[Task prompt]
Without the pictures, reproduce the records that follow exactly.

[Supplied entries]
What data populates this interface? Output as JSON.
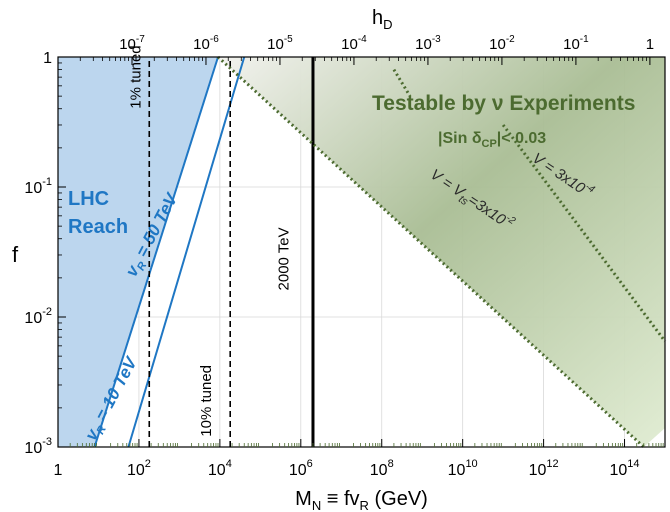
{
  "chart_data": {
    "type": "line",
    "xlabel": "M",
    "xlabel_sub": "N",
    "xlabel_mid": " ≡ fv",
    "xlabel_sub2": "R",
    "xlabel_unit": " (GeV)",
    "ylabel": "f",
    "top_axis_label": "h",
    "top_axis_label_sub": "D",
    "x_scale": "log",
    "y_scale": "log",
    "xlim": [
      1,
      1000000000000000.0
    ],
    "ylim": [
      0.001,
      1
    ],
    "top_xlim": [
      1e-08,
      1.6
    ],
    "grid": true,
    "x_ticks": [
      {
        "value": 1,
        "label": "1"
      },
      {
        "value": 100,
        "label": "10",
        "exp": "2"
      },
      {
        "value": 10000,
        "label": "10",
        "exp": "4"
      },
      {
        "value": 1000000,
        "label": "10",
        "exp": "6"
      },
      {
        "value": 100000000,
        "label": "10",
        "exp": "8"
      },
      {
        "value": 10000000000,
        "label": "10",
        "exp": "10"
      },
      {
        "value": 1000000000000,
        "label": "10",
        "exp": "12"
      },
      {
        "value": 100000000000000,
        "label": "10",
        "exp": "14"
      }
    ],
    "y_ticks": [
      {
        "value": 1,
        "label": "1"
      },
      {
        "value": 0.1,
        "label": "10",
        "exp": "-1"
      },
      {
        "value": 0.01,
        "label": "10",
        "exp": "-2"
      },
      {
        "value": 0.001,
        "label": "10",
        "exp": "-3"
      }
    ],
    "top_ticks": [
      {
        "value": 1e-07,
        "label": "10",
        "exp": "-7"
      },
      {
        "value": 1e-06,
        "label": "10",
        "exp": "-6"
      },
      {
        "value": 1e-05,
        "label": "10",
        "exp": "-5"
      },
      {
        "value": 0.0001,
        "label": "10",
        "exp": "-4"
      },
      {
        "value": 0.001,
        "label": "10",
        "exp": "-3"
      },
      {
        "value": 0.01,
        "label": "10",
        "exp": "-2"
      },
      {
        "value": 0.1,
        "label": "10",
        "exp": "-1"
      },
      {
        "value": 1,
        "label": "1"
      }
    ],
    "regions": [
      {
        "name": "lhc-reach",
        "label_lines": [
          "LHC",
          "Reach"
        ],
        "color": "#bcd6ee",
        "polygon": [
          [
            1,
            0.001
          ],
          [
            8,
            0.001
          ],
          [
            9000,
            1
          ],
          [
            1,
            1
          ]
        ]
      },
      {
        "name": "nu-experiments",
        "label": "Testable by ν Experiments",
        "sublabel_pre": "|Sin δ",
        "sublabel_sub": "CP",
        "sublabel_post": "|< 0.03",
        "color_light": "#e6eadc",
        "color_dark": "#6b8a55",
        "polygon": [
          [
            9000,
            1
          ],
          [
            1000000000000000.0,
            1
          ],
          [
            1000000000000000.0,
            0.0014
          ],
          [
            300000000000000.0,
            0.001
          ]
        ]
      }
    ],
    "series": [
      {
        "name": "vR = 10 TeV",
        "label_base": "v",
        "label_sub": "R",
        "label_rest": " = 10 TeV",
        "color": "#1f77c4",
        "style": "solid",
        "points": [
          [
            8,
            0.001
          ],
          [
            9000,
            1
          ]
        ],
        "label_at": [
          8,
          0.0011
        ],
        "label_angle": -62
      },
      {
        "name": "vR = 50 TeV",
        "label_base": "v",
        "label_sub": "R",
        "label_rest": " = 50 TeV",
        "color": "#1f77c4",
        "style": "solid",
        "points": [
          [
            55,
            0.001
          ],
          [
            40000,
            1
          ]
        ],
        "label_at": [
          80,
          0.02
        ],
        "label_angle": -62
      },
      {
        "name": "1% tuned",
        "color": "#000000",
        "style": "dashed",
        "points": [
          [
            180,
            0.001
          ],
          [
            180,
            1
          ]
        ],
        "label_at": [
          110,
          0.4
        ],
        "label_angle": -90
      },
      {
        "name": "10% tuned",
        "color": "#000000",
        "style": "dashed",
        "points": [
          [
            18000,
            0.001
          ],
          [
            18000,
            1
          ]
        ],
        "label_at": [
          6000,
          0.0012
        ],
        "label_angle": -90
      },
      {
        "name": "2000 TeV",
        "color": "#000000",
        "style": "solid-thick",
        "points": [
          [
            2000000,
            0.001
          ],
          [
            2000000,
            1
          ]
        ],
        "label_at": [
          500000,
          0.016
        ],
        "label_angle": -90
      },
      {
        "name": "V = Vts=3x10-2",
        "label_base": "V = V",
        "label_sub": "ts",
        "label_mid": "=3x10",
        "label_exp": "-2",
        "color": "#4c6b30",
        "style": "dotted",
        "points": [
          [
            9000,
            1
          ],
          [
            300000000000000.0,
            0.001
          ]
        ],
        "label_at": [
          1500000000.0,
          0.12
        ],
        "label_angle": 34
      },
      {
        "name": "V = 3x10-4",
        "label_base": "V = 3x10",
        "label_exp": "-4",
        "color": "#4c6b30",
        "style": "dotted",
        "points": [
          [
            100000000000.0,
            0.3
          ],
          [
            1000000000000000.0,
            0.0065
          ]
        ],
        "label_at": [
          500000000000.0,
          0.16
        ],
        "label_angle": 34
      },
      {
        "name": "V = 3x10-4 upper",
        "color": "#4c6b30",
        "style": "dotted",
        "points": [
          [
            200000000.0,
            0.8
          ],
          [
            500000000.0,
            0.5
          ]
        ]
      }
    ]
  }
}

[Response for this exercise]
What data populates this interface? Output as JSON.
{
  "chart_data": {
    "type": "line",
    "xlabel": "M",
    "xlabel_sub": "N",
    "xlabel_mid": " ≡ fv",
    "xlabel_sub2": "R",
    "xlabel_unit": " (GeV)",
    "ylabel": "f",
    "top_axis_label": "h",
    "top_axis_label_sub": "D",
    "x_scale": "log",
    "y_scale": "log",
    "xlim": [
      1,
      1000000000000000.0
    ],
    "ylim": [
      0.001,
      1
    ],
    "top_xlim": [
      1e-08,
      1.6
    ],
    "grid": true,
    "x_ticks": [
      {
        "value": 1,
        "label": "1"
      },
      {
        "value": 100,
        "label": "10",
        "exp": "2"
      },
      {
        "value": 10000,
        "label": "10",
        "exp": "4"
      },
      {
        "value": 1000000,
        "label": "10",
        "exp": "6"
      },
      {
        "value": 100000000,
        "label": "10",
        "exp": "8"
      },
      {
        "value": 10000000000,
        "label": "10",
        "exp": "10"
      },
      {
        "value": 1000000000000,
        "label": "10",
        "exp": "12"
      },
      {
        "value": 100000000000000,
        "label": "10",
        "exp": "14"
      }
    ],
    "y_ticks": [
      {
        "value": 1,
        "label": "1"
      },
      {
        "value": 0.1,
        "label": "10",
        "exp": "-1"
      },
      {
        "value": 0.01,
        "label": "10",
        "exp": "-2"
      },
      {
        "value": 0.001,
        "label": "10",
        "exp": "-3"
      }
    ],
    "top_ticks": [
      {
        "value": 1e-07,
        "label": "10",
        "exp": "-7"
      },
      {
        "value": 1e-06,
        "label": "10",
        "exp": "-6"
      },
      {
        "value": 1e-05,
        "label": "10",
        "exp": "-5"
      },
      {
        "value": 0.0001,
        "label": "10",
        "exp": "-4"
      },
      {
        "value": 0.001,
        "label": "10",
        "exp": "-3"
      },
      {
        "value": 0.01,
        "label": "10",
        "exp": "-2"
      },
      {
        "value": 0.1,
        "label": "10",
        "exp": "-1"
      },
      {
        "value": 1,
        "label": "1"
      }
    ],
    "regions": [
      {
        "name": "lhc-reach",
        "label_lines": [
          "LHC",
          "Reach"
        ],
        "color": "#bcd6ee",
        "polygon": [
          [
            1,
            0.001
          ],
          [
            8,
            0.001
          ],
          [
            9000,
            1
          ],
          [
            1,
            1
          ]
        ]
      },
      {
        "name": "nu-experiments",
        "label": "Testable by ν Experiments",
        "sublabel_pre": "|Sin δ",
        "sublabel_sub": "CP",
        "sublabel_post": "|< 0.03",
        "color_light": "#e6eadc",
        "color_dark": "#6b8a55",
        "polygon": [
          [
            9000,
            1
          ],
          [
            1000000000000000.0,
            1
          ],
          [
            1000000000000000.0,
            0.0014
          ],
          [
            300000000000000.0,
            0.001
          ]
        ]
      }
    ],
    "series": [
      {
        "name": "vR = 10 TeV",
        "label_base": "v",
        "label_sub": "R",
        "label_rest": " = 10 TeV",
        "color": "#1f77c4",
        "style": "solid",
        "points": [
          [
            8,
            0.001
          ],
          [
            9000,
            1
          ]
        ],
        "label_at": [
          8,
          0.0011
        ],
        "label_angle": -62
      },
      {
        "name": "vR = 50 TeV",
        "label_base": "v",
        "label_sub": "R",
        "label_rest": " = 50 TeV",
        "color": "#1f77c4",
        "style": "solid",
        "points": [
          [
            55,
            0.001
          ],
          [
            40000,
            1
          ]
        ],
        "label_at": [
          80,
          0.02
        ],
        "label_angle": -62
      },
      {
        "name": "1% tuned",
        "color": "#000000",
        "style": "dashed",
        "points": [
          [
            180,
            0.001
          ],
          [
            180,
            1
          ]
        ],
        "label_at": [
          110,
          0.4
        ],
        "label_angle": -90
      },
      {
        "name": "10% tuned",
        "color": "#000000",
        "style": "dashed",
        "points": [
          [
            18000,
            0.001
          ],
          [
            18000,
            1
          ]
        ],
        "label_at": [
          6000,
          0.0012
        ],
        "label_angle": -90
      },
      {
        "name": "2000 TeV",
        "color": "#000000",
        "style": "solid-thick",
        "points": [
          [
            2000000,
            0.001
          ],
          [
            2000000,
            1
          ]
        ],
        "label_at": [
          500000,
          0.016
        ],
        "label_angle": -90
      },
      {
        "name": "V = Vts=3x10-2",
        "label_base": "V = V",
        "label_sub": "ts",
        "label_mid": "=3x10",
        "label_exp": "-2",
        "color": "#4c6b30",
        "style": "dotted",
        "points": [
          [
            9000,
            1
          ],
          [
            300000000000000.0,
            0.001
          ]
        ],
        "label_at": [
          1500000000.0,
          0.12
        ],
        "label_angle": 34
      },
      {
        "name": "V = 3x10-4",
        "label_base": "V = 3x10",
        "label_exp": "-4",
        "color": "#4c6b30",
        "style": "dotted",
        "points": [
          [
            100000000000.0,
            0.3
          ],
          [
            1000000000000000.0,
            0.0065
          ]
        ],
        "label_at": [
          500000000000.0,
          0.16
        ],
        "label_angle": 34
      },
      {
        "name": "V = 3x10-4 upper",
        "color": "#4c6b30",
        "style": "dotted",
        "points": [
          [
            200000000.0,
            0.8
          ],
          [
            500000000.0,
            0.5
          ]
        ]
      }
    ]
  }
}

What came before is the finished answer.